Task statement.
What lines of the data include the string "page"? Copy them all.

★ ★ ★ ★

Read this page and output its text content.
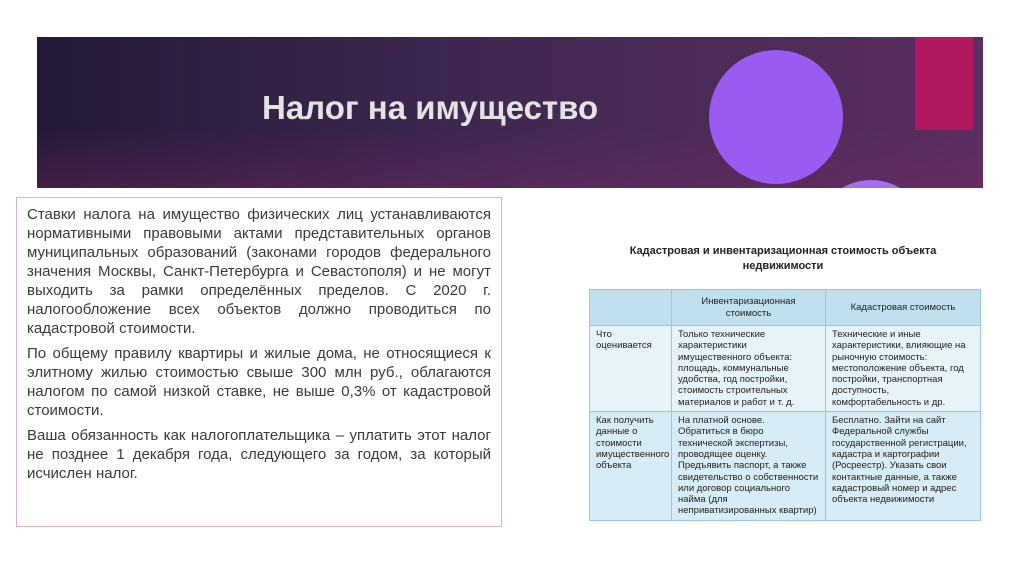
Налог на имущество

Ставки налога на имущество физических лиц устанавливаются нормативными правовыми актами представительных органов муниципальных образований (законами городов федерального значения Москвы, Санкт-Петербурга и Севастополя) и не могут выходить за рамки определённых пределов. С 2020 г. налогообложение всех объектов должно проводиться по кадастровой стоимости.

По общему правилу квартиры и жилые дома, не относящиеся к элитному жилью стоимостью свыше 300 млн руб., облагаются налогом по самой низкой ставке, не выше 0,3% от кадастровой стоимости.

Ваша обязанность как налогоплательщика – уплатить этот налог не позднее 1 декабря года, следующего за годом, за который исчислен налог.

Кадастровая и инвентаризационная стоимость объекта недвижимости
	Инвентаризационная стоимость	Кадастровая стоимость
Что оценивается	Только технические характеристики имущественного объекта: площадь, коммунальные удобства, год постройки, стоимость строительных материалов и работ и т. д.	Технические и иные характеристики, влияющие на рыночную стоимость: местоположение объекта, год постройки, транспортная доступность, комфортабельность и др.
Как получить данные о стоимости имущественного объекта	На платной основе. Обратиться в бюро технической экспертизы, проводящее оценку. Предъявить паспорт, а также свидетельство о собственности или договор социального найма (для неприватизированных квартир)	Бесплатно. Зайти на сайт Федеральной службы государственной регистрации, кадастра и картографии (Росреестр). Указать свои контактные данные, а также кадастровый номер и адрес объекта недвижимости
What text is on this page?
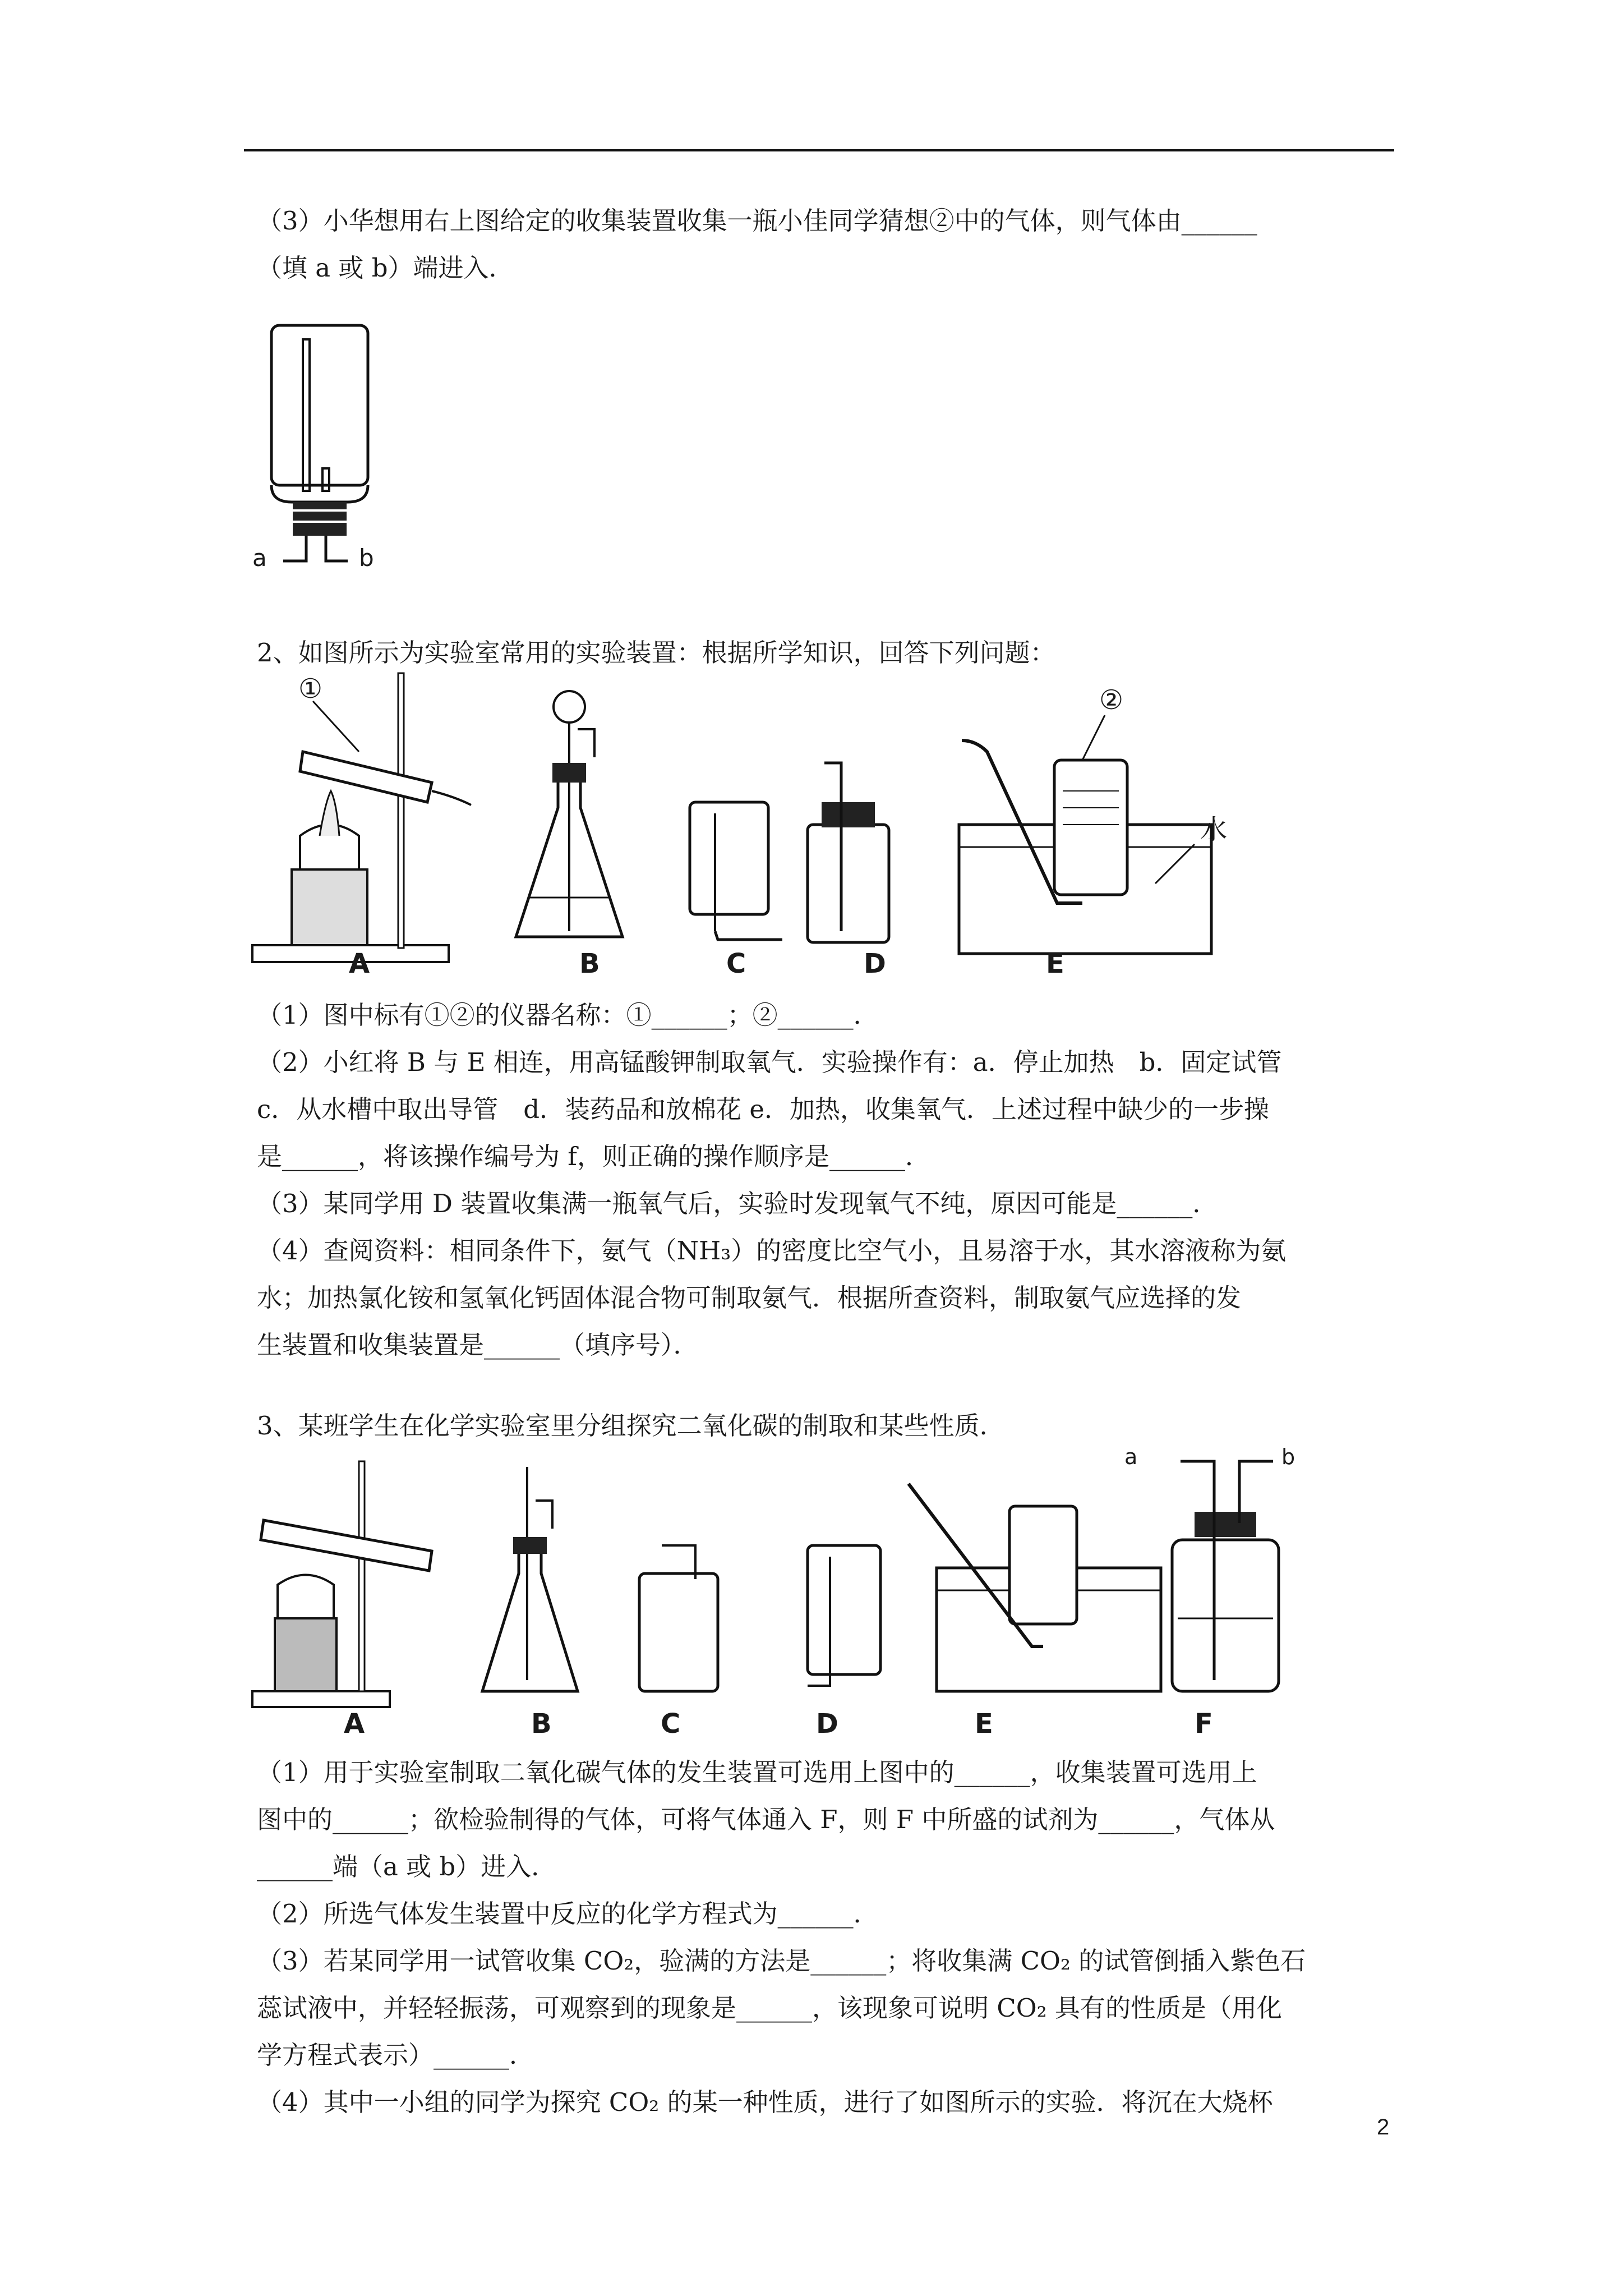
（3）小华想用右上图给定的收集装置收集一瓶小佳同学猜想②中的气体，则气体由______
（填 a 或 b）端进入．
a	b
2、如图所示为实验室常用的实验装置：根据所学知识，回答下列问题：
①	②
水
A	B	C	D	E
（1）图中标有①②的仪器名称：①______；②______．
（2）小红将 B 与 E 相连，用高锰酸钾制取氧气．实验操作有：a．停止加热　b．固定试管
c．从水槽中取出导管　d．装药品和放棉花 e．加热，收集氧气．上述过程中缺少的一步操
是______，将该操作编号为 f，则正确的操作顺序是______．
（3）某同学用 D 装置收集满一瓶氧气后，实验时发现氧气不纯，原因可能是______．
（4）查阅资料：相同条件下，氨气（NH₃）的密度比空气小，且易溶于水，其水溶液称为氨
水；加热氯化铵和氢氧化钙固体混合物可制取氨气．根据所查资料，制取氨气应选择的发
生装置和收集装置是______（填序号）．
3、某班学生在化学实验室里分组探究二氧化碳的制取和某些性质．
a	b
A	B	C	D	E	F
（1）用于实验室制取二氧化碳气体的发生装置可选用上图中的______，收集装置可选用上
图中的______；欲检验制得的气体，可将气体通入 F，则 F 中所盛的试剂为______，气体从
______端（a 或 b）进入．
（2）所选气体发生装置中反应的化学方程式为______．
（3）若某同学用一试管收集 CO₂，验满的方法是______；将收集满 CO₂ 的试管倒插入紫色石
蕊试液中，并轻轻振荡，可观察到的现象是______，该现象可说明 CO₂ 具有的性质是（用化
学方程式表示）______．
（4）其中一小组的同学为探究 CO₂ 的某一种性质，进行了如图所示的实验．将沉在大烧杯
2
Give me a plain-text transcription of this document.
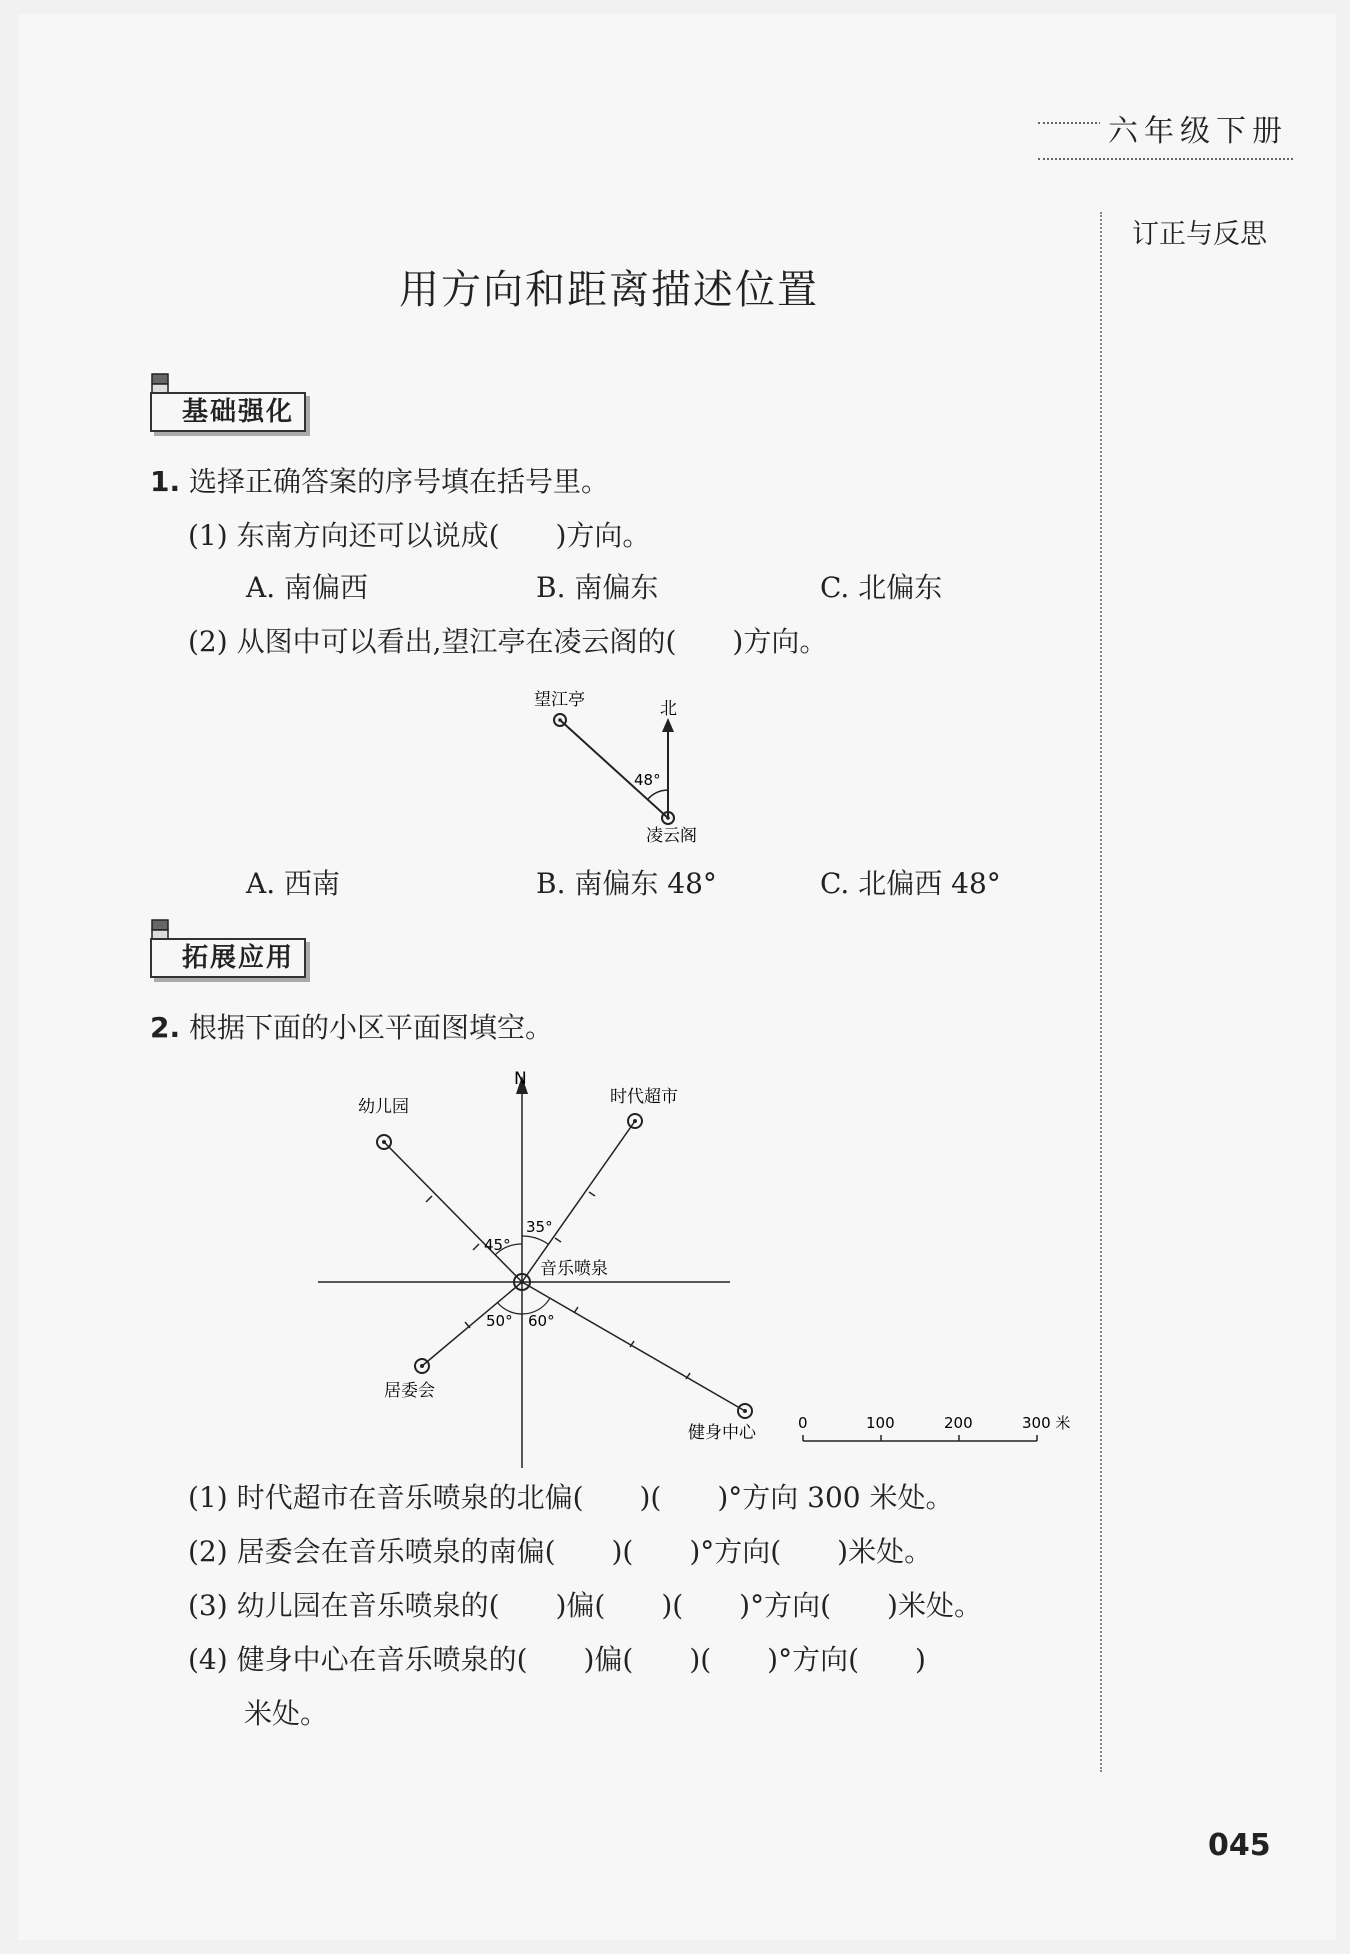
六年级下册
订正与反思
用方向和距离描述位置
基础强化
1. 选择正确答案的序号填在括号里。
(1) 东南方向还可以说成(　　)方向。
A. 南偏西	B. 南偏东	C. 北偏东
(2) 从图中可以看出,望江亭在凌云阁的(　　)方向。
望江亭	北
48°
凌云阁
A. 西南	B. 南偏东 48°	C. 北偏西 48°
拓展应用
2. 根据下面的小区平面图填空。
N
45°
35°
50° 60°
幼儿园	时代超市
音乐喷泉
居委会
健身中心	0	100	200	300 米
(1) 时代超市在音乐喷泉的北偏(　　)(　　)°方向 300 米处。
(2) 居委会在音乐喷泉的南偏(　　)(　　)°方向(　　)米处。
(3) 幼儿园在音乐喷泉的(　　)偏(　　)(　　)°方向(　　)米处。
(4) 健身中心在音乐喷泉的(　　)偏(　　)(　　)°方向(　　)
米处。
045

★ ★ ★ ★

Solved exercise.
Read this page and output its text content.
What text is on this page?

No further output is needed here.